▶ [Dataset records]
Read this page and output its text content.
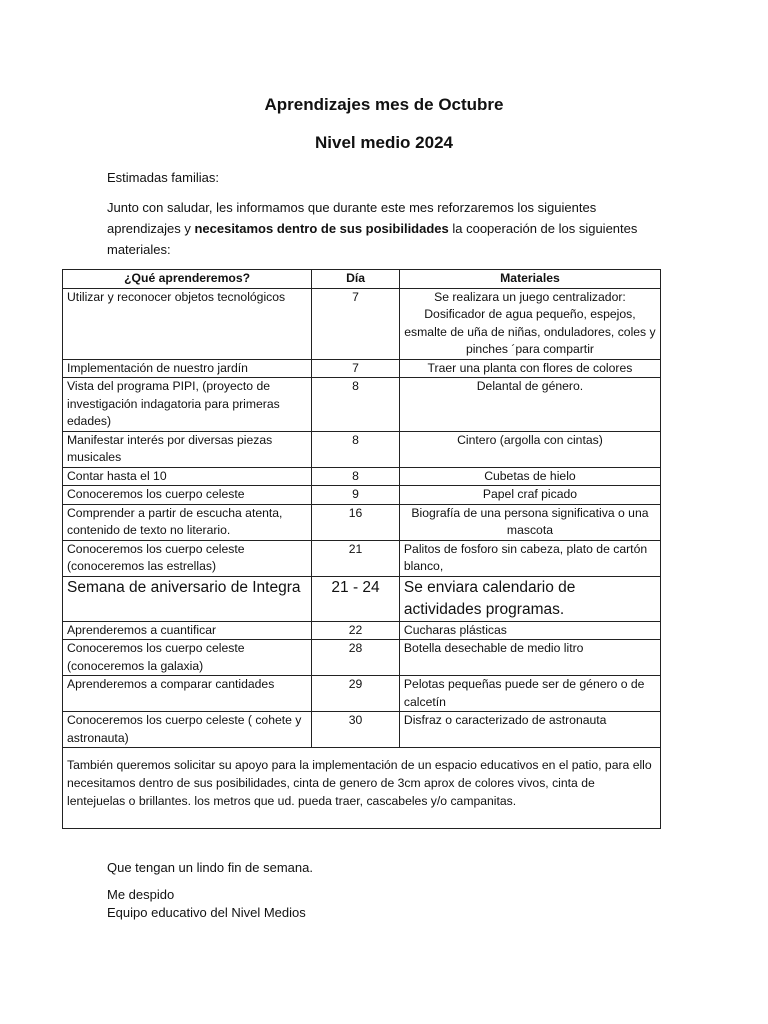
Aprendizajes mes de Octubre
Nivel medio 2024
Estimadas familias:
Junto con saludar, les informamos que durante este mes reforzaremos los siguientes aprendizajes y necesitamos dentro de sus posibilidades la cooperación de los siguientes materiales:
¿Qué aprenderemos?	Día	Materiales
Utilizar y reconocer objetos tecnológicos	7	Se realizara un juego centralizador: Dosificador de agua pequeño, espejos, esmalte de uña de niñas, onduladores, coles y pinches ´para compartir
Implementación de nuestro jardín	7	Traer una planta con flores de colores
Vista del programa PIPI, (proyecto de investigación indagatoria para primeras edades)	8	Delantal de género.
Manifestar interés por diversas piezas musicales	8	Cintero (argolla con cintas)
Contar hasta el 10	8	Cubetas de hielo
Conoceremos los cuerpo celeste	9	Papel craf picado
Comprender a partir de escucha atenta, contenido de texto no literario.	16	Biografía de una persona significativa o una mascota
Conoceremos los cuerpo celeste (conoceremos las estrellas)	21	Palitos de fosforo sin cabeza, plato de cartón blanco,
Semana de aniversario de Integra	21 - 24	Se enviara calendario de actividades programas.
Aprenderemos a cuantificar	22	Cucharas plásticas
Conoceremos los cuerpo celeste (conoceremos la galaxia)	28	Botella desechable de medio litro
Aprenderemos a comparar cantidades	29	Pelotas pequeñas puede ser de género o de calcetín
Conoceremos los cuerpo celeste ( cohete y astronauta)	30	Disfraz o caracterizado de astronauta
También queremos solicitar su apoyo para la implementación de un espacio educativos en el patio, para ello necesitamos dentro de sus posibilidades, cinta de genero de 3cm aprox de colores vivos, cinta de lentejuelas o brillantes. los metros que ud. pueda traer, cascabeles y/o campanitas.		
Que tengan un lindo fin de semana.
Me despido
Equipo educativo del Nivel Medios
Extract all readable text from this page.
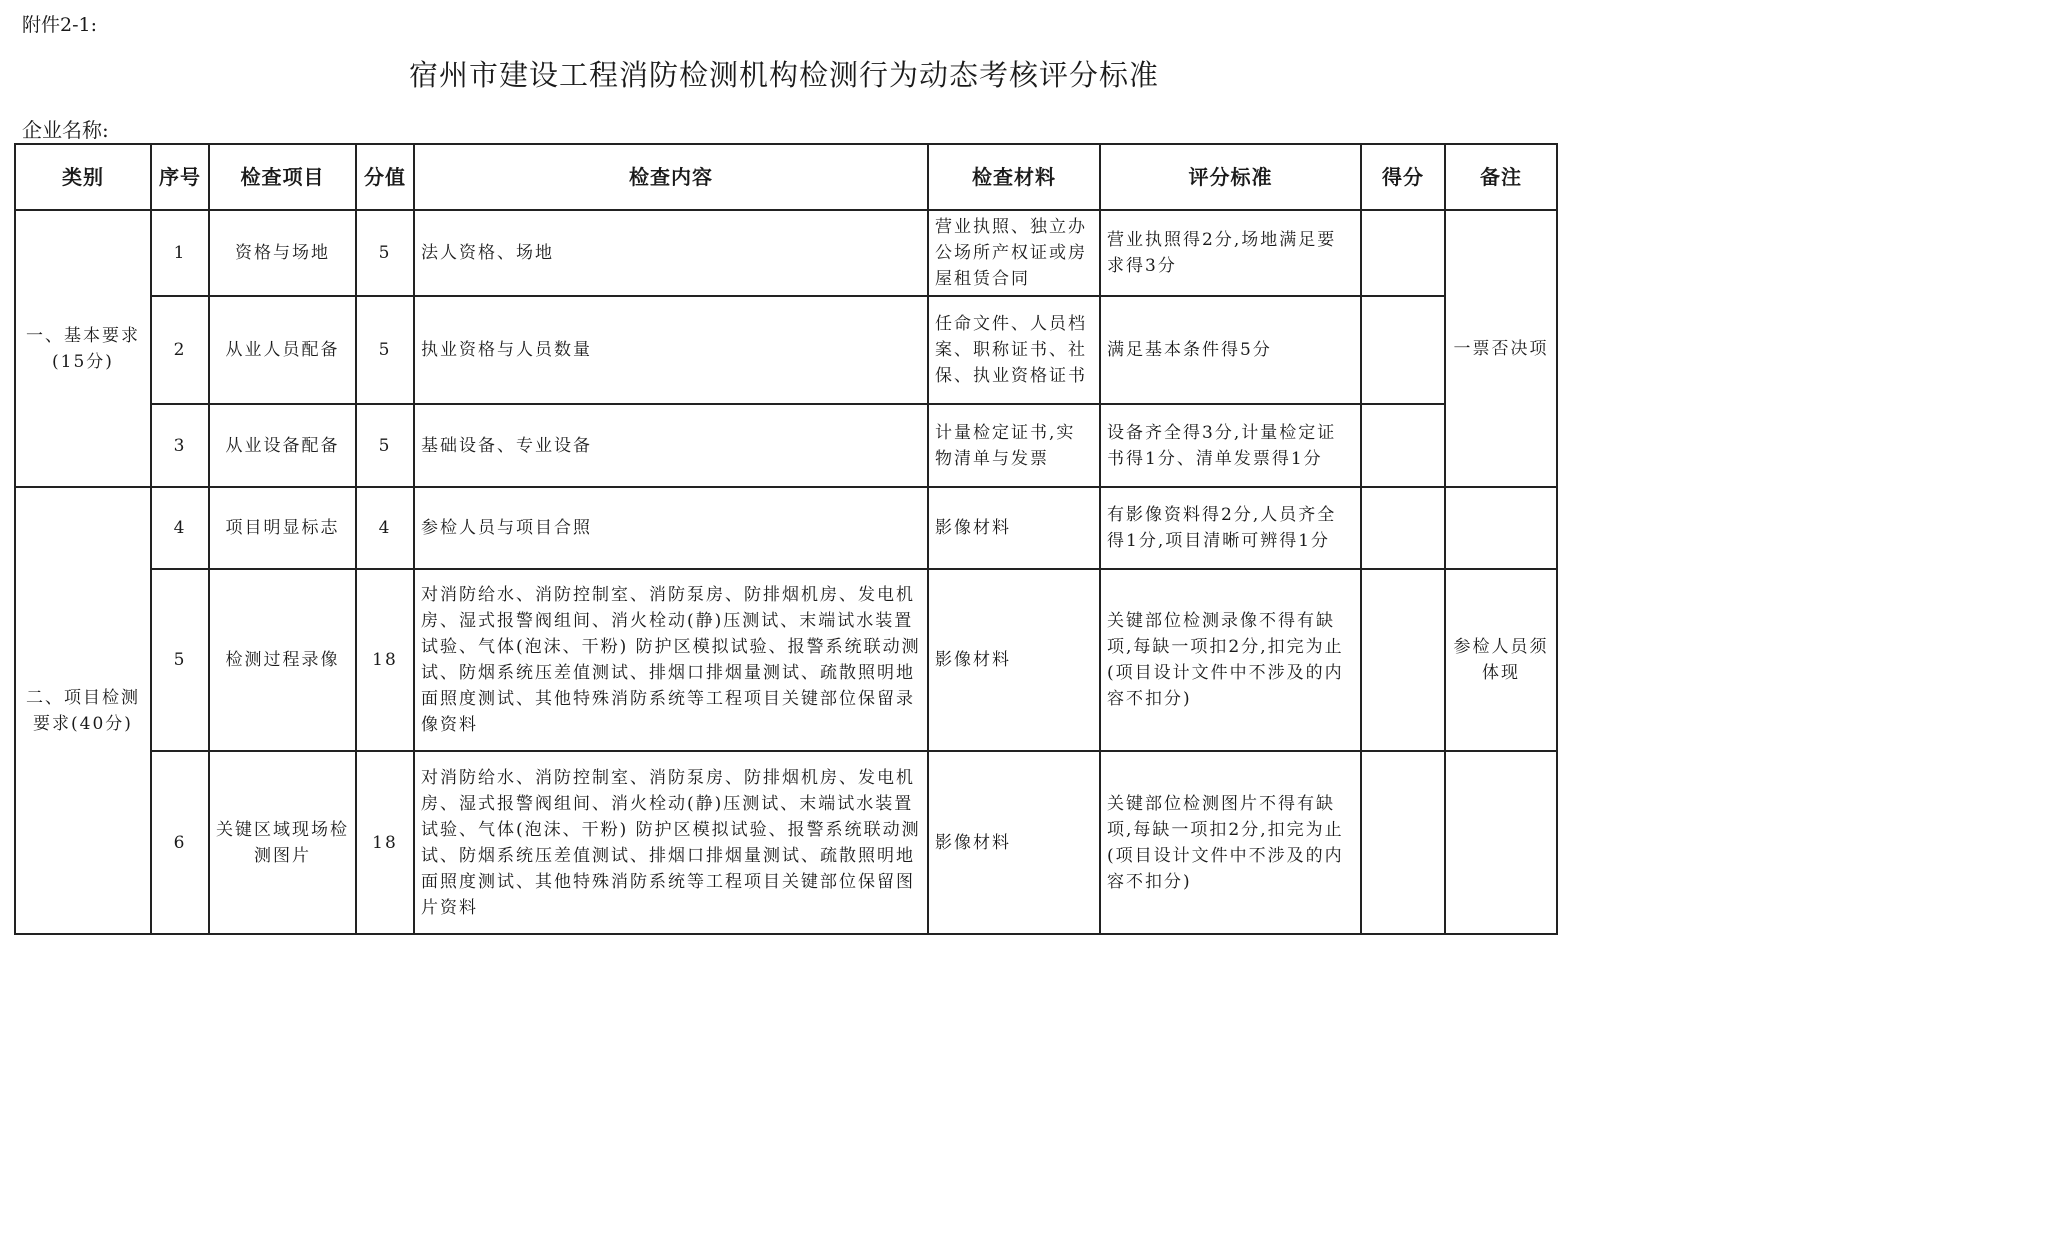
附件2-1:
宿州市建设工程消防检测机构检测行为动态考核评分标准
企业名称:
类别	序号	检查项目	分值	检查内容	检查材料	评分标准	得分	备注
一、基本要求(15分)	1	资格与场地	5	法人资格、场地	营业执照、独立办公场所产权证或房屋租赁合同	营业执照得2分,场地满足要求得3分		一票否决项
	2	从业人员配备	5	执业资格与人员数量	任命文件、人员档案、职称证书、社保、执业资格证书	满足基本条件得5分		
	3	从业设备配备	5	基础设备、专业设备	计量检定证书,实物清单与发票	设备齐全得3分,计量检定证书得1分、清单发票得1分		
二、项目检测要求(40分)	4	项目明显标志	4	参检人员与项目合照	影像材料	有影像资料得2分,人员齐全得1分,项目清晰可辨得1分		
	5	检测过程录像	18	对消防给水、消防控制室、消防泵房、防排烟机房、发电机房、湿式报警阀组间、消火栓动(静)压测试、末端试水装置试验、气体(泡沫、干粉) 防护区模拟试验、报警系统联动测试、防烟系统压差值测试、排烟口排烟量测试、疏散照明地面照度测试、其他特殊消防系统等工程项目关键部位保留录像资料	影像材料	关键部位检测录像不得有缺项,每缺一项扣2分,扣完为止(项目设计文件中不涉及的内容不扣分)		参检人员须体现
	6	关键区域现场检测图片	18	对消防给水、消防控制室、消防泵房、防排烟机房、发电机房、湿式报警阀组间、消火栓动(静)压测试、末端试水装置试验、气体(泡沫、干粉) 防护区模拟试验、报警系统联动测试、防烟系统压差值测试、排烟口排烟量测试、疏散照明地面照度测试、其他特殊消防系统等工程项目关键部位保留图片资料	影像材料	关键部位检测图片不得有缺项,每缺一项扣2分,扣完为止(项目设计文件中不涉及的内容不扣分)		
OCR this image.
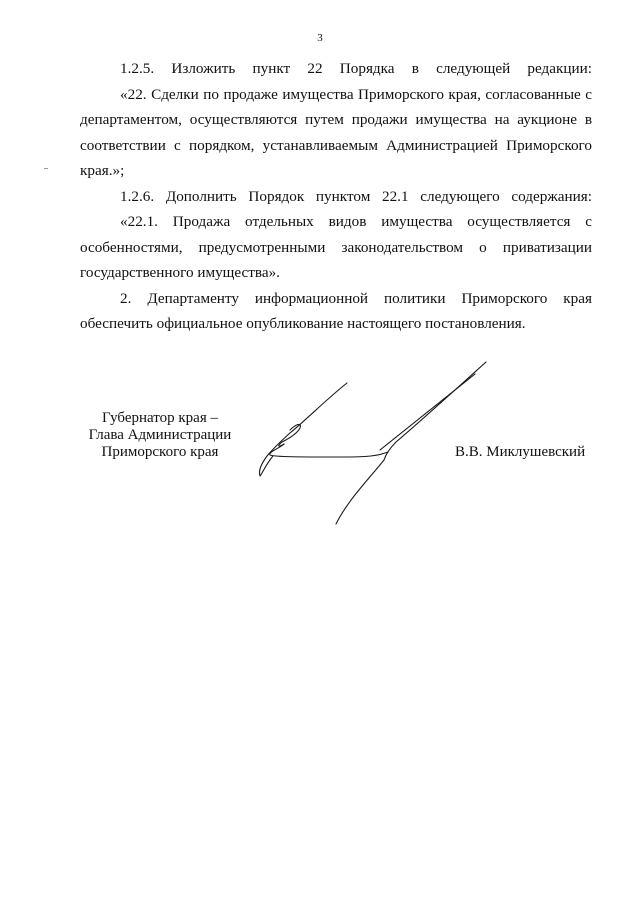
3

1.2.5. Изложить пункт 22 Порядка в следующей редакции:

«22. Сделки по продаже имущества Приморского края, согласованные с департаментом, осуществляются путем продажи имущества на аукционе в соответствии с порядком, устанавливаемым Администрацией Приморского края.»;

1.2.6. Дополнить Порядок пунктом 22.1 следующего содержания:

«22.1. Продажа отдельных видов имущества осуществляется с особенностями, предусмотренными законодательством о приватизации государственного имущества».

2. Департаменту информационной политики Приморского края обеспечить официальное опубликование настоящего постановления.

Губернатор края –
Глава Администрации
Приморского края	В.В. Миклушевский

▶ [Problem statement] Reproduce the material above in full, exactly, with no images.

▶ [Correct output]
Read this page and output its text content.
Aprendizajes mes de Octubre
Nivel medio 2024
Estimadas familias:
Junto con saludar, les informamos que durante este mes reforzaremos los siguientes aprendizajes y necesitamos dentro de sus posibilidades la cooperación de los siguientes materiales:
¿Qué aprenderemos?	Día	Materiales
Utilizar y reconocer objetos tecnológicos	7	Se realizara un juego centralizador: Dosificador de agua pequeño, espejos, esmalte de uña de niñas, onduladores, coles y pinches ´para compartir
Implementación de nuestro jardín	7	Traer una planta con flores de colores
Vista del programa PIPI, (proyecto de investigación indagatoria para primeras edades)	8	Delantal de género.
Manifestar interés por diversas piezas musicales	8	Cintero (argolla con cintas)
Contar hasta el 10	8	Cubetas de hielo
Conoceremos los cuerpo celeste	9	Papel craf picado
Comprender a partir de escucha atenta, contenido de texto no literario.	16	Biografía de una persona significativa o una mascota
Conoceremos los cuerpo celeste (conoceremos las estrellas)	21	Palitos de fosforo sin cabeza, plato de cartón blanco,
Semana de aniversario de Integra	21 - 24	Se enviara calendario de actividades programas.
Aprenderemos a cuantificar	22	Cucharas plásticas
Conoceremos los cuerpo celeste (conoceremos la galaxia)	28	Botella desechable de medio litro
Aprenderemos a comparar cantidades	29	Pelotas pequeñas puede ser de género o de calcetín
Conoceremos los cuerpo celeste ( cohete y astronauta)	30	Disfraz o caracterizado de astronauta
También queremos solicitar su apoyo para la implementación de un espacio educativos en el patio, para ello necesitamos dentro de sus posibilidades, cinta de genero de 3cm aprox de colores vivos, cinta de lentejuelas o brillantes. los metros que ud. pueda traer, cascabeles y/o campanitas.		
Que tengan un lindo fin de semana.
Me despido
Equipo educativo del Nivel Medios
Extract all readable text from this page.
附件2-1:
宿州市建设工程消防检测机构检测行为动态考核评分标准
企业名称:
类别	序号	检查项目	分值	检查内容	检查材料	评分标准	得分	备注
一、基本要求(15分)	1	资格与场地	5	法人资格、场地	营业执照、独立办公场所产权证或房屋租赁合同	营业执照得2分,场地满足要求得3分		一票否决项
	2	从业人员配备	5	执业资格与人员数量	任命文件、人员档案、职称证书、社保、执业资格证书	满足基本条件得5分		
	3	从业设备配备	5	基础设备、专业设备	计量检定证书,实物清单与发票	设备齐全得3分,计量检定证书得1分、清单发票得1分		
二、项目检测要求(40分)	4	项目明显标志	4	参检人员与项目合照	影像材料	有影像资料得2分,人员齐全得1分,项目清晰可辨得1分		
	5	检测过程录像	18	对消防给水、消防控制室、消防泵房、防排烟机房、发电机房、湿式报警阀组间、消火栓动(静)压测试、末端试水装置试验、气体(泡沫、干粉) 防护区模拟试验、报警系统联动测试、防烟系统压差值测试、排烟口排烟量测试、疏散照明地面照度测试、其他特殊消防系统等工程项目关键部位保留录像资料	影像材料	关键部位检测录像不得有缺项,每缺一项扣2分,扣完为止(项目设计文件中不涉及的内容不扣分)		参检人员须体现
	6	关键区域现场检测图片	18	对消防给水、消防控制室、消防泵房、防排烟机房、发电机房、湿式报警阀组间、消火栓动(静)压测试、末端试水装置试验、气体(泡沫、干粉) 防护区模拟试验、报警系统联动测试、防烟系统压差值测试、排烟口排烟量测试、疏散照明地面照度测试、其他特殊消防系统等工程项目关键部位保留图片资料	影像材料	关键部位检测图片不得有缺项,每缺一项扣2分,扣完为止(项目设计文件中不涉及的内容不扣分)		
OCR this image.
3

1.2.5. Изложить пункт 22 Порядка в следующей редакции:

«22. Сделки по продаже имущества Приморского края, согласованные с департаментом, осуществляются путем продажи имущества на аукционе в соответствии с порядком, устанавливаемым Администрацией Приморского края.»;

1.2.6. Дополнить Порядок пунктом 22.1 следующего содержания:

«22.1. Продажа отдельных видов имущества осуществляется с особенностями, предусмотренными законодательством о приватизации государственного имущества».

2. Департаменту информационной политики Приморского края обеспечить официальное опубликование настоящего постановления.

Губернатор края –
Глава Администрации
Приморского края	В.В. Миклушевский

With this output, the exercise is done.